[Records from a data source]
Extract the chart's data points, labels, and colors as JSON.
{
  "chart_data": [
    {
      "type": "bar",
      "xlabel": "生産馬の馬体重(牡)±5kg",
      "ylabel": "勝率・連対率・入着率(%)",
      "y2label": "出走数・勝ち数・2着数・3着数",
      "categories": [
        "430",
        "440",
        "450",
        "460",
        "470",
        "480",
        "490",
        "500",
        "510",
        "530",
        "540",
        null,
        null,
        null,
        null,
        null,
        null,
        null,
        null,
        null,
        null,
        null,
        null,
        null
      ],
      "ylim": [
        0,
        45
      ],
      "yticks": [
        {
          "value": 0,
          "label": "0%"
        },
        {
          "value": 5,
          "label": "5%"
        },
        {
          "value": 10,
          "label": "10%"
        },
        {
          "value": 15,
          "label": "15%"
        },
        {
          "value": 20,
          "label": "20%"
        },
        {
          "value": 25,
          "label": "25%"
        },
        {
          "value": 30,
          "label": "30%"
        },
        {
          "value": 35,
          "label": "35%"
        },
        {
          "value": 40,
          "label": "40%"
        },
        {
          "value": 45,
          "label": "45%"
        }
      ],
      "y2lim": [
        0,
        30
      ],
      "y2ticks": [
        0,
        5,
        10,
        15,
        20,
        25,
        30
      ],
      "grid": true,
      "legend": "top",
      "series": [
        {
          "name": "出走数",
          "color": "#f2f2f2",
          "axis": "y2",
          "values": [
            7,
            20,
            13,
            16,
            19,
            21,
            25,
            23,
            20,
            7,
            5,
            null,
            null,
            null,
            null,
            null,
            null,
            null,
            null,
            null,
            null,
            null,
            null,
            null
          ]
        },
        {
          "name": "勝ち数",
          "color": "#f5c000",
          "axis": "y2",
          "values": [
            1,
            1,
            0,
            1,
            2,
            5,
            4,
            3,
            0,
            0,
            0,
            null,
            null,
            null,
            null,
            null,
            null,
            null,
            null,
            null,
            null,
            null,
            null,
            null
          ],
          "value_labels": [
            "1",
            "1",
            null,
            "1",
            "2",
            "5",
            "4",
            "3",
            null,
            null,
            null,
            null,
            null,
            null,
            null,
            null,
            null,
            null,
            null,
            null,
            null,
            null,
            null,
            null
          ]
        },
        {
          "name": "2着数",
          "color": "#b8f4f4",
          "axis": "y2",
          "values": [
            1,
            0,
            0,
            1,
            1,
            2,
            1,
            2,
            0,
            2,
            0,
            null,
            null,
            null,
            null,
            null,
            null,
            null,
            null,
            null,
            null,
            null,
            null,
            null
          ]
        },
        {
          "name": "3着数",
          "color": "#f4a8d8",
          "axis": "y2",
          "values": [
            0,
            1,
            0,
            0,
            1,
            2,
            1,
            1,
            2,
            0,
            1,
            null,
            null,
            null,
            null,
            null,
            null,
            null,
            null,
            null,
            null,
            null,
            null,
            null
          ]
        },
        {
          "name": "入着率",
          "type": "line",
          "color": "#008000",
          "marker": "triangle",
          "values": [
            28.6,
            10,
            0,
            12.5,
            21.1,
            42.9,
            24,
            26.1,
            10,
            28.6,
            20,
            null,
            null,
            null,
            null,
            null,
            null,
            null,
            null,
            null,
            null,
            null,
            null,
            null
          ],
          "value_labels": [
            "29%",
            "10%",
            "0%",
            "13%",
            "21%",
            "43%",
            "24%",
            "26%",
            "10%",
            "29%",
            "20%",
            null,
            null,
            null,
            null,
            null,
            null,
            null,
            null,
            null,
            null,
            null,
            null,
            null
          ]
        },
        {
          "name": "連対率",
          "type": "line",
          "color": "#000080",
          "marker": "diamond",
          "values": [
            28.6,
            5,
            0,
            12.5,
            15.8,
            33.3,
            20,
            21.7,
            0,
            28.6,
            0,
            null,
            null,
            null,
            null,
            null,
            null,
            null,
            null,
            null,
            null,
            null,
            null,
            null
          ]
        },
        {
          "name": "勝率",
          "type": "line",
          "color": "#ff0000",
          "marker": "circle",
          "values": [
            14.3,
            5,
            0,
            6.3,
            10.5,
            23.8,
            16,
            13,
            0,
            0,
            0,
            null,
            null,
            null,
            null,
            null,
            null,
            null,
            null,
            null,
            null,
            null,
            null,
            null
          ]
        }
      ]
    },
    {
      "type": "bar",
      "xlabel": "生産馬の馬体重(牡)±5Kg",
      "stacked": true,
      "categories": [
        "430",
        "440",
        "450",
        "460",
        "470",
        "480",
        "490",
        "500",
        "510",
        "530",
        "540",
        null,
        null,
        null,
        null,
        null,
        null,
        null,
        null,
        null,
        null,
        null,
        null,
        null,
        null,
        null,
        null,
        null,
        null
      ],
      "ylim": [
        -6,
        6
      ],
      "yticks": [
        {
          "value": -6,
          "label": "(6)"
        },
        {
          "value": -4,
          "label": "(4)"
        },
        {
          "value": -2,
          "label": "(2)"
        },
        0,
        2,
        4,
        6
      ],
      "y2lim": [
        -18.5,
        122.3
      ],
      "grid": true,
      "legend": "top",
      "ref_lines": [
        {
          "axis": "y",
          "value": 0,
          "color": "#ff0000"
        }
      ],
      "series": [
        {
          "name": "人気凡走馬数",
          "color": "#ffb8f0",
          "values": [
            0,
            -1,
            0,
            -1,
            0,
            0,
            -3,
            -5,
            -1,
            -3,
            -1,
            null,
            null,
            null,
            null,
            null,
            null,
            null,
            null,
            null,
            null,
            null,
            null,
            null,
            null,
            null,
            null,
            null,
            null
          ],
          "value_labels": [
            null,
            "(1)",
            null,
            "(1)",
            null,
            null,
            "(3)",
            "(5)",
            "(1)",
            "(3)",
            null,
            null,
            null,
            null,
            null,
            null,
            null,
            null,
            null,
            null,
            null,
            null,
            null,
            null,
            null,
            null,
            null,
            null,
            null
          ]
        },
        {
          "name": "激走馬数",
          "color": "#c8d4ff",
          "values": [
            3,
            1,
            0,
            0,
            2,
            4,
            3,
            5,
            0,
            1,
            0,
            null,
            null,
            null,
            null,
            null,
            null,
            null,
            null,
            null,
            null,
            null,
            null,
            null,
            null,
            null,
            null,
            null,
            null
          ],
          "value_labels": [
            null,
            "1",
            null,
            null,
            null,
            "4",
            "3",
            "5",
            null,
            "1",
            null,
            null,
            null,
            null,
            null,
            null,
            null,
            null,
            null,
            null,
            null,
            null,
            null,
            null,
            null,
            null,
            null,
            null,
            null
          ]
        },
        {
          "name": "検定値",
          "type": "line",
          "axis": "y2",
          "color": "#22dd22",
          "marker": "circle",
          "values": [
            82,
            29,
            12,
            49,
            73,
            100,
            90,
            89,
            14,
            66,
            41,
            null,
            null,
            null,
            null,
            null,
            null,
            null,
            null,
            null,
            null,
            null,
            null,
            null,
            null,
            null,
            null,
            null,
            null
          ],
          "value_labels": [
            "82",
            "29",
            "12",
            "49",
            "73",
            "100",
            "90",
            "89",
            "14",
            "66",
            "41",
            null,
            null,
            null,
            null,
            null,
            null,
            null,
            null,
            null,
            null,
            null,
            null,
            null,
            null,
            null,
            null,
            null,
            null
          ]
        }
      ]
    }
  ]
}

=== What you will do ===
Lines that hold "生産馬の馬体重" are the ones to copy; find all of them.

=== Solution to this exercise ===
      "xlabel": "生産馬の馬体重(牡)±5kg",
      "xlabel": "生産馬の馬体重(牡)±5Kg",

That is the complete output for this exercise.